_What you should do_
Copy out the whole listing exactly as written, leaving the pictures behind.

_Working data_
----------------------------------------
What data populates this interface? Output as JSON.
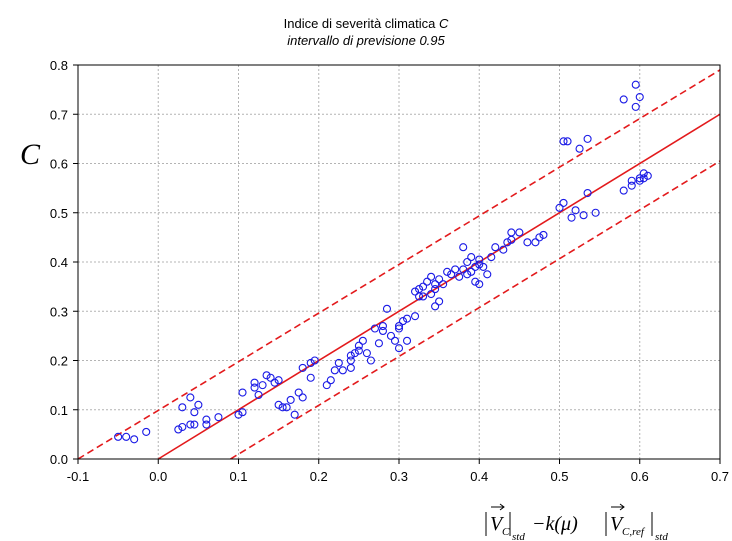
{
  "chart_data": {
    "type": "scatter",
    "title": "Indice di severità climatica",
    "title_var": "C",
    "subtitle": "intervallo di previsione 0.95",
    "ylabel": "C",
    "xlabel": {
      "left_bar_arrow_var": "V",
      "sub1": "C",
      "sub1_outer": "std",
      "middle": "−k(μ)",
      "right_arrow_var": "V",
      "sub2": "C,ref",
      "sub2_outer": "std"
    },
    "xlim": [
      -0.1,
      0.7
    ],
    "ylim": [
      0.0,
      0.8
    ],
    "x_ticks": [
      -0.1,
      0.0,
      0.1,
      0.2,
      0.3,
      0.4,
      0.5,
      0.6,
      0.7
    ],
    "y_ticks": [
      0.0,
      0.1,
      0.2,
      0.3,
      0.4,
      0.5,
      0.6,
      0.7,
      0.8
    ],
    "x_tick_labels": [
      "-0.1",
      "0.0",
      "0.1",
      "0.2",
      "0.3",
      "0.4",
      "0.5",
      "0.6",
      "0.7"
    ],
    "y_tick_labels": [
      "0.0",
      "0.1",
      "0.2",
      "0.3",
      "0.4",
      "0.5",
      "0.6",
      "0.7",
      "0.8"
    ],
    "grid": true,
    "colors": {
      "points": "#1a1ae6",
      "fit_line": "#e31a1c",
      "band": "#e31a1c",
      "grid": "#b4b4b4",
      "axis": "#000000"
    },
    "fit_line": {
      "x": [
        0.0,
        0.7
      ],
      "y": [
        0.0,
        0.7
      ]
    },
    "upper_band": {
      "x": [
        -0.1,
        0.7
      ],
      "y": [
        0.0,
        0.79
      ]
    },
    "lower_band": {
      "x": [
        0.09,
        0.7
      ],
      "y": [
        0.0,
        0.605
      ]
    },
    "series": [
      {
        "x": [
          -0.05,
          -0.04,
          -0.03,
          -0.015,
          0.025,
          0.03,
          0.03,
          0.04,
          0.04,
          0.045,
          0.045,
          0.05,
          0.06,
          0.06,
          0.075,
          0.1,
          0.105,
          0.105,
          0.12,
          0.12,
          0.125,
          0.13,
          0.135,
          0.14,
          0.145,
          0.15,
          0.15,
          0.155,
          0.16,
          0.165,
          0.17,
          0.175,
          0.18,
          0.18,
          0.19,
          0.19,
          0.195,
          0.21,
          0.215,
          0.22,
          0.225,
          0.23,
          0.24,
          0.24,
          0.24,
          0.245,
          0.25,
          0.25,
          0.255,
          0.26,
          0.265,
          0.27,
          0.275,
          0.28,
          0.28,
          0.285,
          0.29,
          0.295,
          0.3,
          0.3,
          0.3,
          0.305,
          0.31,
          0.31,
          0.32,
          0.32,
          0.325,
          0.325,
          0.33,
          0.33,
          0.335,
          0.34,
          0.34,
          0.345,
          0.345,
          0.345,
          0.35,
          0.35,
          0.355,
          0.36,
          0.365,
          0.37,
          0.375,
          0.38,
          0.38,
          0.385,
          0.385,
          0.39,
          0.39,
          0.395,
          0.395,
          0.4,
          0.4,
          0.4,
          0.405,
          0.41,
          0.415,
          0.42,
          0.43,
          0.435,
          0.44,
          0.44,
          0.45,
          0.46,
          0.47,
          0.475,
          0.48,
          0.5,
          0.505,
          0.505,
          0.51,
          0.515,
          0.52,
          0.525,
          0.53,
          0.535,
          0.535,
          0.545,
          0.58,
          0.58,
          0.59,
          0.59,
          0.595,
          0.595,
          0.6,
          0.6,
          0.6,
          0.605,
          0.605,
          0.61
        ],
        "y": [
          0.045,
          0.045,
          0.04,
          0.055,
          0.06,
          0.105,
          0.065,
          0.07,
          0.125,
          0.095,
          0.07,
          0.11,
          0.08,
          0.07,
          0.085,
          0.09,
          0.135,
          0.095,
          0.145,
          0.155,
          0.13,
          0.15,
          0.17,
          0.165,
          0.155,
          0.16,
          0.11,
          0.105,
          0.105,
          0.12,
          0.09,
          0.135,
          0.125,
          0.185,
          0.165,
          0.195,
          0.2,
          0.15,
          0.16,
          0.18,
          0.195,
          0.18,
          0.185,
          0.21,
          0.2,
          0.215,
          0.23,
          0.22,
          0.24,
          0.215,
          0.2,
          0.265,
          0.235,
          0.27,
          0.26,
          0.305,
          0.25,
          0.24,
          0.27,
          0.265,
          0.225,
          0.28,
          0.285,
          0.24,
          0.29,
          0.34,
          0.33,
          0.345,
          0.33,
          0.35,
          0.36,
          0.335,
          0.37,
          0.355,
          0.345,
          0.31,
          0.32,
          0.365,
          0.355,
          0.38,
          0.375,
          0.385,
          0.37,
          0.385,
          0.43,
          0.4,
          0.375,
          0.41,
          0.38,
          0.39,
          0.36,
          0.355,
          0.395,
          0.405,
          0.39,
          0.375,
          0.41,
          0.43,
          0.425,
          0.44,
          0.46,
          0.445,
          0.46,
          0.44,
          0.44,
          0.45,
          0.455,
          0.51,
          0.52,
          0.645,
          0.645,
          0.49,
          0.505,
          0.63,
          0.495,
          0.54,
          0.65,
          0.5,
          0.545,
          0.73,
          0.555,
          0.565,
          0.76,
          0.715,
          0.565,
          0.57,
          0.735,
          0.58,
          0.57,
          0.575
        ]
      }
    ]
  }
}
----------------------------------------
_Task solution_
What data populates this interface? Output as JSON.
{
  "chart_data": {
    "type": "scatter",
    "title": "Indice di severità climatica",
    "title_var": "C",
    "subtitle": "intervallo di previsione 0.95",
    "ylabel": "C",
    "xlabel": {
      "left_bar_arrow_var": "V",
      "sub1": "C",
      "sub1_outer": "std",
      "middle": "−k(μ)",
      "right_arrow_var": "V",
      "sub2": "C,ref",
      "sub2_outer": "std"
    },
    "xlim": [
      -0.1,
      0.7
    ],
    "ylim": [
      0.0,
      0.8
    ],
    "x_ticks": [
      -0.1,
      0.0,
      0.1,
      0.2,
      0.3,
      0.4,
      0.5,
      0.6,
      0.7
    ],
    "y_ticks": [
      0.0,
      0.1,
      0.2,
      0.3,
      0.4,
      0.5,
      0.6,
      0.7,
      0.8
    ],
    "x_tick_labels": [
      "-0.1",
      "0.0",
      "0.1",
      "0.2",
      "0.3",
      "0.4",
      "0.5",
      "0.6",
      "0.7"
    ],
    "y_tick_labels": [
      "0.0",
      "0.1",
      "0.2",
      "0.3",
      "0.4",
      "0.5",
      "0.6",
      "0.7",
      "0.8"
    ],
    "grid": true,
    "colors": {
      "points": "#1a1ae6",
      "fit_line": "#e31a1c",
      "band": "#e31a1c",
      "grid": "#b4b4b4",
      "axis": "#000000"
    },
    "fit_line": {
      "x": [
        0.0,
        0.7
      ],
      "y": [
        0.0,
        0.7
      ]
    },
    "upper_band": {
      "x": [
        -0.1,
        0.7
      ],
      "y": [
        0.0,
        0.79
      ]
    },
    "lower_band": {
      "x": [
        0.09,
        0.7
      ],
      "y": [
        0.0,
        0.605
      ]
    },
    "series": [
      {
        "x": [
          -0.05,
          -0.04,
          -0.03,
          -0.015,
          0.025,
          0.03,
          0.03,
          0.04,
          0.04,
          0.045,
          0.045,
          0.05,
          0.06,
          0.06,
          0.075,
          0.1,
          0.105,
          0.105,
          0.12,
          0.12,
          0.125,
          0.13,
          0.135,
          0.14,
          0.145,
          0.15,
          0.15,
          0.155,
          0.16,
          0.165,
          0.17,
          0.175,
          0.18,
          0.18,
          0.19,
          0.19,
          0.195,
          0.21,
          0.215,
          0.22,
          0.225,
          0.23,
          0.24,
          0.24,
          0.24,
          0.245,
          0.25,
          0.25,
          0.255,
          0.26,
          0.265,
          0.27,
          0.275,
          0.28,
          0.28,
          0.285,
          0.29,
          0.295,
          0.3,
          0.3,
          0.3,
          0.305,
          0.31,
          0.31,
          0.32,
          0.32,
          0.325,
          0.325,
          0.33,
          0.33,
          0.335,
          0.34,
          0.34,
          0.345,
          0.345,
          0.345,
          0.35,
          0.35,
          0.355,
          0.36,
          0.365,
          0.37,
          0.375,
          0.38,
          0.38,
          0.385,
          0.385,
          0.39,
          0.39,
          0.395,
          0.395,
          0.4,
          0.4,
          0.4,
          0.405,
          0.41,
          0.415,
          0.42,
          0.43,
          0.435,
          0.44,
          0.44,
          0.45,
          0.46,
          0.47,
          0.475,
          0.48,
          0.5,
          0.505,
          0.505,
          0.51,
          0.515,
          0.52,
          0.525,
          0.53,
          0.535,
          0.535,
          0.545,
          0.58,
          0.58,
          0.59,
          0.59,
          0.595,
          0.595,
          0.6,
          0.6,
          0.6,
          0.605,
          0.605,
          0.61
        ],
        "y": [
          0.045,
          0.045,
          0.04,
          0.055,
          0.06,
          0.105,
          0.065,
          0.07,
          0.125,
          0.095,
          0.07,
          0.11,
          0.08,
          0.07,
          0.085,
          0.09,
          0.135,
          0.095,
          0.145,
          0.155,
          0.13,
          0.15,
          0.17,
          0.165,
          0.155,
          0.16,
          0.11,
          0.105,
          0.105,
          0.12,
          0.09,
          0.135,
          0.125,
          0.185,
          0.165,
          0.195,
          0.2,
          0.15,
          0.16,
          0.18,
          0.195,
          0.18,
          0.185,
          0.21,
          0.2,
          0.215,
          0.23,
          0.22,
          0.24,
          0.215,
          0.2,
          0.265,
          0.235,
          0.27,
          0.26,
          0.305,
          0.25,
          0.24,
          0.27,
          0.265,
          0.225,
          0.28,
          0.285,
          0.24,
          0.29,
          0.34,
          0.33,
          0.345,
          0.33,
          0.35,
          0.36,
          0.335,
          0.37,
          0.355,
          0.345,
          0.31,
          0.32,
          0.365,
          0.355,
          0.38,
          0.375,
          0.385,
          0.37,
          0.385,
          0.43,
          0.4,
          0.375,
          0.41,
          0.38,
          0.39,
          0.36,
          0.355,
          0.395,
          0.405,
          0.39,
          0.375,
          0.41,
          0.43,
          0.425,
          0.44,
          0.46,
          0.445,
          0.46,
          0.44,
          0.44,
          0.45,
          0.455,
          0.51,
          0.52,
          0.645,
          0.645,
          0.49,
          0.505,
          0.63,
          0.495,
          0.54,
          0.65,
          0.5,
          0.545,
          0.73,
          0.555,
          0.565,
          0.76,
          0.715,
          0.565,
          0.57,
          0.735,
          0.58,
          0.57,
          0.575
        ]
      }
    ]
  }
}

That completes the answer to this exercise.